Instruction
Gather each line containing the string "wave" from these entries.

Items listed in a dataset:
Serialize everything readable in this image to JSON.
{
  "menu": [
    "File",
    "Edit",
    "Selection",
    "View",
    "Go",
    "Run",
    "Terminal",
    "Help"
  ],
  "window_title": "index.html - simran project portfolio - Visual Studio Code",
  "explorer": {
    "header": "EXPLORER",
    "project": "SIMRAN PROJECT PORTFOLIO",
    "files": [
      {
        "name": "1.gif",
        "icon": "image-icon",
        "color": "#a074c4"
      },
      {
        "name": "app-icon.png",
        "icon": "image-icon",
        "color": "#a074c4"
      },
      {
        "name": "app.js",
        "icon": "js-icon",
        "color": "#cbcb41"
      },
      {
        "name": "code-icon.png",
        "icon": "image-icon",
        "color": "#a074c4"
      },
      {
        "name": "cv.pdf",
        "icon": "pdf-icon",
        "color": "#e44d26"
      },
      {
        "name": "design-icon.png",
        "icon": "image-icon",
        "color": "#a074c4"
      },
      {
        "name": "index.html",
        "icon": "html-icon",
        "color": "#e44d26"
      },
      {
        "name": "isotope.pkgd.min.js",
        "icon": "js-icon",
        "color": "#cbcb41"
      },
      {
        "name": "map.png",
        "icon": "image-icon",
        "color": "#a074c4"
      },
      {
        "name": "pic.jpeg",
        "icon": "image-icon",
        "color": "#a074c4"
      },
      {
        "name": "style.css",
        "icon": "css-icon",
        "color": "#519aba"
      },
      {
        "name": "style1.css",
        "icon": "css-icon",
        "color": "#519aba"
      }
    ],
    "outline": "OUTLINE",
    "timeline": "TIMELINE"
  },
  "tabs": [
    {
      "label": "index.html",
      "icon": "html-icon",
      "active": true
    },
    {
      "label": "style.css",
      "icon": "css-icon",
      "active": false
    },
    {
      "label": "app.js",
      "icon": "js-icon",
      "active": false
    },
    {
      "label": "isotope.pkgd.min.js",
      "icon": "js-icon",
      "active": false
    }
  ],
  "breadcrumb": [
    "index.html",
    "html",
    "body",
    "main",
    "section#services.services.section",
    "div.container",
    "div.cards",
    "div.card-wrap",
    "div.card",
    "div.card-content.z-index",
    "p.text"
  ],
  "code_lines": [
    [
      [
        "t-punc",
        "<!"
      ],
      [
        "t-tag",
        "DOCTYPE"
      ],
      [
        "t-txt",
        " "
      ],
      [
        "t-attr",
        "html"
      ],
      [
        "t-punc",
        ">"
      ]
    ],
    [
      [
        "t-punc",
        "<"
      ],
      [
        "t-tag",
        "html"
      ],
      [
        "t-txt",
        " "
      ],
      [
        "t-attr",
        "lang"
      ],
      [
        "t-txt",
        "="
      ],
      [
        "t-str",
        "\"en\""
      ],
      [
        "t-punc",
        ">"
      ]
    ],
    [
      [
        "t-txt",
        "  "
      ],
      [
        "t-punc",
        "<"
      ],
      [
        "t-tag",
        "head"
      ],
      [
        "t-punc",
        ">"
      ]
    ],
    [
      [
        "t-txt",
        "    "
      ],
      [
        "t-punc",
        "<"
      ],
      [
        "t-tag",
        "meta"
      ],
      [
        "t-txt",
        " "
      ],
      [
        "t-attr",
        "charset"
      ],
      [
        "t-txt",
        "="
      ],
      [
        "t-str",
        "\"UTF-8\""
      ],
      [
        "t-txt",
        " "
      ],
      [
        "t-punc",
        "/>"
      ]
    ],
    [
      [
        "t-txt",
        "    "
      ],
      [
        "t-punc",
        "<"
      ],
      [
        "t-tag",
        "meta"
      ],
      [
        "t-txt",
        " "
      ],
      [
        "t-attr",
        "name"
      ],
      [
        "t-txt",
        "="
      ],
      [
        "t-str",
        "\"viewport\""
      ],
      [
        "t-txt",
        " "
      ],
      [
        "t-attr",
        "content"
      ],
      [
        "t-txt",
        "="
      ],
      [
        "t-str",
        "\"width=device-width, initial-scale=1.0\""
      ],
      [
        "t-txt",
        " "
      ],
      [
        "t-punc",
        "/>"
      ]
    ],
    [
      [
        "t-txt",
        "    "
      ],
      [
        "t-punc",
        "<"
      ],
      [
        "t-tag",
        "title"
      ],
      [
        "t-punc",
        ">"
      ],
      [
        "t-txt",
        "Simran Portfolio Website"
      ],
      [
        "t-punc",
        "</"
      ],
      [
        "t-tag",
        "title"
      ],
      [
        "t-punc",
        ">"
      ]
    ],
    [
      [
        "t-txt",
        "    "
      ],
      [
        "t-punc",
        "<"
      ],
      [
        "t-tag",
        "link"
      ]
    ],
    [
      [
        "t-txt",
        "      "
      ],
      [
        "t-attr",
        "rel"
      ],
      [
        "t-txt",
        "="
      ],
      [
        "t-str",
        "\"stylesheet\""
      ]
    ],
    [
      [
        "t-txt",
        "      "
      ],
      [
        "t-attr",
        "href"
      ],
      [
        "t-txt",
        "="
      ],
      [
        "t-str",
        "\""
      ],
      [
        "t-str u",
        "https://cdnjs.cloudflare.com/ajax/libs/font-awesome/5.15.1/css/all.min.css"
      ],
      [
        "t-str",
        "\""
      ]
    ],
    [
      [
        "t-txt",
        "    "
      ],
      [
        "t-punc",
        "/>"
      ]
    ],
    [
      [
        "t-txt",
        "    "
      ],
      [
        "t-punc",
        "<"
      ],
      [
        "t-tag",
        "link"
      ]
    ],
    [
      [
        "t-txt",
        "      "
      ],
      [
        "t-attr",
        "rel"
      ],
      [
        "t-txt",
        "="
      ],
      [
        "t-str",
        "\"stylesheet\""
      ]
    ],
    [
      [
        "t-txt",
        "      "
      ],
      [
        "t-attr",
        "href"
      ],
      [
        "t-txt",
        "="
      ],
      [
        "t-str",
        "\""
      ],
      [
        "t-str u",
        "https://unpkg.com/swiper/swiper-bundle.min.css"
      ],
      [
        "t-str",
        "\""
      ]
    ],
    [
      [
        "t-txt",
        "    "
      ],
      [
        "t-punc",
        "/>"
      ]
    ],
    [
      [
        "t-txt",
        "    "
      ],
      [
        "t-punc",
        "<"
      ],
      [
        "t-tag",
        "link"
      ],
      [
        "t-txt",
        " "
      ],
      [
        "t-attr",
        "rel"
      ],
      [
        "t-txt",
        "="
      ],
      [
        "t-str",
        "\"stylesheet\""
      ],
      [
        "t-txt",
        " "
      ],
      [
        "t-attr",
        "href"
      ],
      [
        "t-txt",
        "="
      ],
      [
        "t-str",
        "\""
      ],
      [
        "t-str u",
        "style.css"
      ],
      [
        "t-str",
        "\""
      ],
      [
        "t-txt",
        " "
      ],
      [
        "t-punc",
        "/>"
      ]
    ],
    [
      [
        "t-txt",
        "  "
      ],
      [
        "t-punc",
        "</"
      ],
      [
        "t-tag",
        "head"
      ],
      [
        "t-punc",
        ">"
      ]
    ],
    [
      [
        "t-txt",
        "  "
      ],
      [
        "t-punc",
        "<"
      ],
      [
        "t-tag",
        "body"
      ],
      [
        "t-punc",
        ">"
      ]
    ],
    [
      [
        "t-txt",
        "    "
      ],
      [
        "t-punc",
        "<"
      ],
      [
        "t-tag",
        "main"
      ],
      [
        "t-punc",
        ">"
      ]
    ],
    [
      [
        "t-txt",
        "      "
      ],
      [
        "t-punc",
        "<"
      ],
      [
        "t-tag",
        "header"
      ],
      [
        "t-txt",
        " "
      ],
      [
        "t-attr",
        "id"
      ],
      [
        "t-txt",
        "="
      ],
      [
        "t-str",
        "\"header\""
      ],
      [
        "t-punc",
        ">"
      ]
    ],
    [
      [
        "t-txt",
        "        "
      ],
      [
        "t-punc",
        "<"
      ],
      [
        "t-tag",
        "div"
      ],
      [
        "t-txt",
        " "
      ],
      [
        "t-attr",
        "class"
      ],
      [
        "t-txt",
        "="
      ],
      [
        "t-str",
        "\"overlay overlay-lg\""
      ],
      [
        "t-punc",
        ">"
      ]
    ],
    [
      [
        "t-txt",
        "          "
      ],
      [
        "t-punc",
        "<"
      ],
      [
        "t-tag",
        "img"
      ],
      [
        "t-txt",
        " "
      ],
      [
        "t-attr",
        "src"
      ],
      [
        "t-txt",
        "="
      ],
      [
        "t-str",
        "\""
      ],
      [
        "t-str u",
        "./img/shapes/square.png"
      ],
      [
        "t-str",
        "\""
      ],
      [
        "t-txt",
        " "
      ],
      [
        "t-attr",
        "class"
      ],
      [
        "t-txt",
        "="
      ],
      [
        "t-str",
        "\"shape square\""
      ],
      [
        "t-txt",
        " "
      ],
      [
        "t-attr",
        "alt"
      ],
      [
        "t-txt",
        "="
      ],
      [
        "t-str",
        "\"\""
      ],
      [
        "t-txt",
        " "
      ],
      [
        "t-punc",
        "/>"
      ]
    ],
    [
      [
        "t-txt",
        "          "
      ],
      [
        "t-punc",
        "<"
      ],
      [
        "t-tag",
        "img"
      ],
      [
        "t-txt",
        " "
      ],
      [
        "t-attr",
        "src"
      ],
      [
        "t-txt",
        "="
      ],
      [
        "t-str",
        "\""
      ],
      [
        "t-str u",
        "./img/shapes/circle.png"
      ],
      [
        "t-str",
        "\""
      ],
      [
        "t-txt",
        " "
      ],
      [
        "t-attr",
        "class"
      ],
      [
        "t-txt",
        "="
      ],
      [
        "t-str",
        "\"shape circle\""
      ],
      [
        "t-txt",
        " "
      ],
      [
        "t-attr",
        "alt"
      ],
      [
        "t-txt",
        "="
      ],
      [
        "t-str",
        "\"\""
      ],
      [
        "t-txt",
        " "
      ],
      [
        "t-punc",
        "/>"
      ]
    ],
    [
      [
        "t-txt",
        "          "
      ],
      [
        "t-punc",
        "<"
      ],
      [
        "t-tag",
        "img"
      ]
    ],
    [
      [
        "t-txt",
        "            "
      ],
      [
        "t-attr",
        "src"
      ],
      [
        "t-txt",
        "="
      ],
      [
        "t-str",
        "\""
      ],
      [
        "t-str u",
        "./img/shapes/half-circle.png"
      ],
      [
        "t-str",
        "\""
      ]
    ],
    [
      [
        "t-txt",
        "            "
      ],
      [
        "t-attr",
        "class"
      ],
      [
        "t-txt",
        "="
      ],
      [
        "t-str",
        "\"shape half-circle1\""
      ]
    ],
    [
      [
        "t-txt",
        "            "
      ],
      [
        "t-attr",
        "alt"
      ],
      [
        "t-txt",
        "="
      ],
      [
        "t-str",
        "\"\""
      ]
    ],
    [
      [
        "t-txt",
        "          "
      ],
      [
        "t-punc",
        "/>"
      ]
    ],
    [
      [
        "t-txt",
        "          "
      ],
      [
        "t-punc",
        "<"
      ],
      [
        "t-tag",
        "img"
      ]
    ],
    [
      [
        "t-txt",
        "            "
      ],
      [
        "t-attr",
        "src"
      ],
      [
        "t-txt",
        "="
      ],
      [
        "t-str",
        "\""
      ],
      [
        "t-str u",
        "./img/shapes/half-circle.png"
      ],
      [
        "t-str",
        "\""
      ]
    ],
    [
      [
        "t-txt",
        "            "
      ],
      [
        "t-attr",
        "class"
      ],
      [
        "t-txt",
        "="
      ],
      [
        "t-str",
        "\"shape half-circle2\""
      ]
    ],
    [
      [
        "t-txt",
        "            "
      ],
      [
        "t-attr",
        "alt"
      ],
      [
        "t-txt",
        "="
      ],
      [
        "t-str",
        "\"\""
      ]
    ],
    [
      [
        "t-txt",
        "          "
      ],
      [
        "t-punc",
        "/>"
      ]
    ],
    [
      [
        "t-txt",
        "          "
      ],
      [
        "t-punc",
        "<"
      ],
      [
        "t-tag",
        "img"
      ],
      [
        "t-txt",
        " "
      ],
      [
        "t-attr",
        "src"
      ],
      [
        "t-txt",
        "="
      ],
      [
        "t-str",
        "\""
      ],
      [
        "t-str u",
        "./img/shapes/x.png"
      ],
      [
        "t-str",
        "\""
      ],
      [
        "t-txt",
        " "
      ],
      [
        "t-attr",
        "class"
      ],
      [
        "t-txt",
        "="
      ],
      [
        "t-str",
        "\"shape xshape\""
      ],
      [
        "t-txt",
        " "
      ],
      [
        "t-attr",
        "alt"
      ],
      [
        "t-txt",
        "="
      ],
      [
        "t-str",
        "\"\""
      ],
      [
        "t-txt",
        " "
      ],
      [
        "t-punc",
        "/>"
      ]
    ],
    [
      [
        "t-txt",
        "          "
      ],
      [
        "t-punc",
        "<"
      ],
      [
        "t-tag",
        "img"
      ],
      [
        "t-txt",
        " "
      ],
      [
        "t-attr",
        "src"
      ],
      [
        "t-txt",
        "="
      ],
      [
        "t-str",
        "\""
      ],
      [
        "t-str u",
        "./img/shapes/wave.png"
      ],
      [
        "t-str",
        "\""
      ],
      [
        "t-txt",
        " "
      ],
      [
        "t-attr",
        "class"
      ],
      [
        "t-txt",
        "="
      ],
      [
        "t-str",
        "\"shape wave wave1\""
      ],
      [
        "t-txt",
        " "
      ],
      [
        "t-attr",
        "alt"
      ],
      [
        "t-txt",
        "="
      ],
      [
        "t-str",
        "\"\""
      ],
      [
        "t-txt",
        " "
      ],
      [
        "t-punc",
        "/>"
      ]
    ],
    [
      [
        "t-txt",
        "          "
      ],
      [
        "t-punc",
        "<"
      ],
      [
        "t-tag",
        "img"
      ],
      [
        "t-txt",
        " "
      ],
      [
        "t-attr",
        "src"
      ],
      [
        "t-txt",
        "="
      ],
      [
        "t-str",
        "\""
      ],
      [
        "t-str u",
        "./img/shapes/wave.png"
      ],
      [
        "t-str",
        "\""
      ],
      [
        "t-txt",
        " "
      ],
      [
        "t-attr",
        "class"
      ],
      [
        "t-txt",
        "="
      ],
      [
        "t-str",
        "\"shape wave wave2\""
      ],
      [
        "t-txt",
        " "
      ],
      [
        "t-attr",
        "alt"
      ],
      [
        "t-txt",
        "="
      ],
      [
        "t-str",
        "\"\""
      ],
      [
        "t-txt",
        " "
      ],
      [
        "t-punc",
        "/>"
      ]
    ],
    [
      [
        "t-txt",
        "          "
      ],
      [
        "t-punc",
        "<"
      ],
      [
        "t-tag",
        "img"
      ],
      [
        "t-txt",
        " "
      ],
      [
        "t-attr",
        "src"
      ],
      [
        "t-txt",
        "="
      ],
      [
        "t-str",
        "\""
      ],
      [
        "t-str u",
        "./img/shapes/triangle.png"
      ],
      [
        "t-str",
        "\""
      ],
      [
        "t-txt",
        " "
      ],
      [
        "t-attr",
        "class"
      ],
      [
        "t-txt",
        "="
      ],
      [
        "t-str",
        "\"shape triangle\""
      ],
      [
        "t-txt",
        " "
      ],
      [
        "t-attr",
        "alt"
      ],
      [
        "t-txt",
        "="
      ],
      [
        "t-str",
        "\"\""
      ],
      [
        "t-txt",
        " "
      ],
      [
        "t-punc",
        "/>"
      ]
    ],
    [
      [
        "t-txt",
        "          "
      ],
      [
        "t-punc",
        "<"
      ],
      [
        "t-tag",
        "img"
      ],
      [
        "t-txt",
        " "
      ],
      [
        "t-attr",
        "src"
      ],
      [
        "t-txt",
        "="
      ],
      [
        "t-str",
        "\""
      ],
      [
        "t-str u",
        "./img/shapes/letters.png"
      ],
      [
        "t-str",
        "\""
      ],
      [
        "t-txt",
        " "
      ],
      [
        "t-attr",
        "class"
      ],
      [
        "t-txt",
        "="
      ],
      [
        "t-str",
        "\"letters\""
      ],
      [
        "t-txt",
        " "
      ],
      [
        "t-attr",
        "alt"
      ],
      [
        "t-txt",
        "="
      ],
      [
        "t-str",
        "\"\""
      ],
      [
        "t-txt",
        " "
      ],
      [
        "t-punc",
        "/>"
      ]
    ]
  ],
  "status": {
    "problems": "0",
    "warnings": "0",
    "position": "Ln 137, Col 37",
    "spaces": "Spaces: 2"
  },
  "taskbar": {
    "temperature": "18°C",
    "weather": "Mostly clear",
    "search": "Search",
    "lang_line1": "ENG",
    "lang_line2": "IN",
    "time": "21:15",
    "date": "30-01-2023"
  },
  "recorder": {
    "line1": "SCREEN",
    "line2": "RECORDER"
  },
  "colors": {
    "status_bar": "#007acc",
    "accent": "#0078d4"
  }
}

Answer below
        "./img/shapes/wave.png"
        "\"shape wave wave1\""
        "./img/shapes/wave.png"
        "\"shape wave wave2\""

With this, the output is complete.